Stated goal =
Each line of the material below that holds the word "data" needs to be copied.

Task material =
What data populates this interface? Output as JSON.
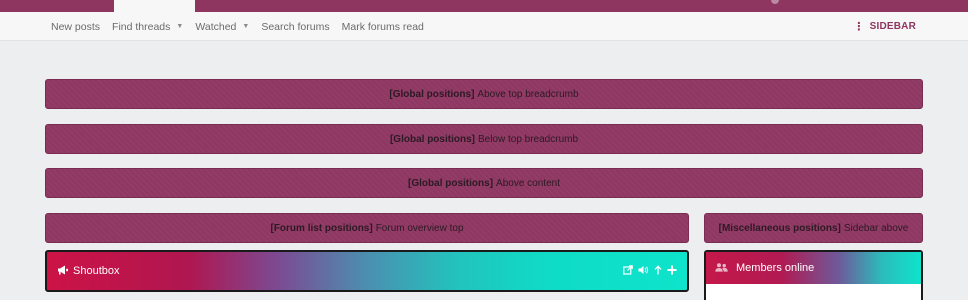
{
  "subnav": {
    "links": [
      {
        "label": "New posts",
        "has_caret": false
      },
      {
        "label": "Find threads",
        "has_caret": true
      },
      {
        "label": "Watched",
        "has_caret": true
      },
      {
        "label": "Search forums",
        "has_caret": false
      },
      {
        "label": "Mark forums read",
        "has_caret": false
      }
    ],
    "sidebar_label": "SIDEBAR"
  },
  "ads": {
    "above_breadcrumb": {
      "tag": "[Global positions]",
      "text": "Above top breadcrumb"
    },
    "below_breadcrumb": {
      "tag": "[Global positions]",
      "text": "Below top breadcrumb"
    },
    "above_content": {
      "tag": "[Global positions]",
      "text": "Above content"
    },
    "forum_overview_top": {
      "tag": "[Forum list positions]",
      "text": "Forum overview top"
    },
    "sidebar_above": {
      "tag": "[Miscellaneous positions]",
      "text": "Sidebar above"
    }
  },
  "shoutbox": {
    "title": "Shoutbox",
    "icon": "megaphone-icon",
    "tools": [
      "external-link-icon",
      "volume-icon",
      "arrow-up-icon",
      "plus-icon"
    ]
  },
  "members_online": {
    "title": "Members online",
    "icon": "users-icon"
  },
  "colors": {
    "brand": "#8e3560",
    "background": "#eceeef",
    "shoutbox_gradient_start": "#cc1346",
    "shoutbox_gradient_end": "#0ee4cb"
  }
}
==
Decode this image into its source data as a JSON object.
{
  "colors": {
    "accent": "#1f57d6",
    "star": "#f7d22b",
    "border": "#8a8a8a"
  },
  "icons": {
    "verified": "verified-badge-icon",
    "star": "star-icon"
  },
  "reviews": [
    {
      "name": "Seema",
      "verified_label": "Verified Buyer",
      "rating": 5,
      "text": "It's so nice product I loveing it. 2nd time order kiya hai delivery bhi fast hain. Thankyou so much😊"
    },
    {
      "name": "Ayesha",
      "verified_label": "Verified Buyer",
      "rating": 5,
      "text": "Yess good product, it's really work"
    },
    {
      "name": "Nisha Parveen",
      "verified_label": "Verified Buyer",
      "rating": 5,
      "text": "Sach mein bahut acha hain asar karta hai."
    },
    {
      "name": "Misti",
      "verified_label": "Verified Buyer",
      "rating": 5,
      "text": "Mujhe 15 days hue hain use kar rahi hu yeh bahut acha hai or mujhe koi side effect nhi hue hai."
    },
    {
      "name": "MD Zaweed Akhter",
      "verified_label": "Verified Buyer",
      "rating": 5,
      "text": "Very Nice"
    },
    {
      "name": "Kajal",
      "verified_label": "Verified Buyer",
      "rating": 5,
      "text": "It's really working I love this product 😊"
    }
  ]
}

Answer to this problem =
What data populates this interface? Output as JSON.
Decode this image into its source data as a JSON object.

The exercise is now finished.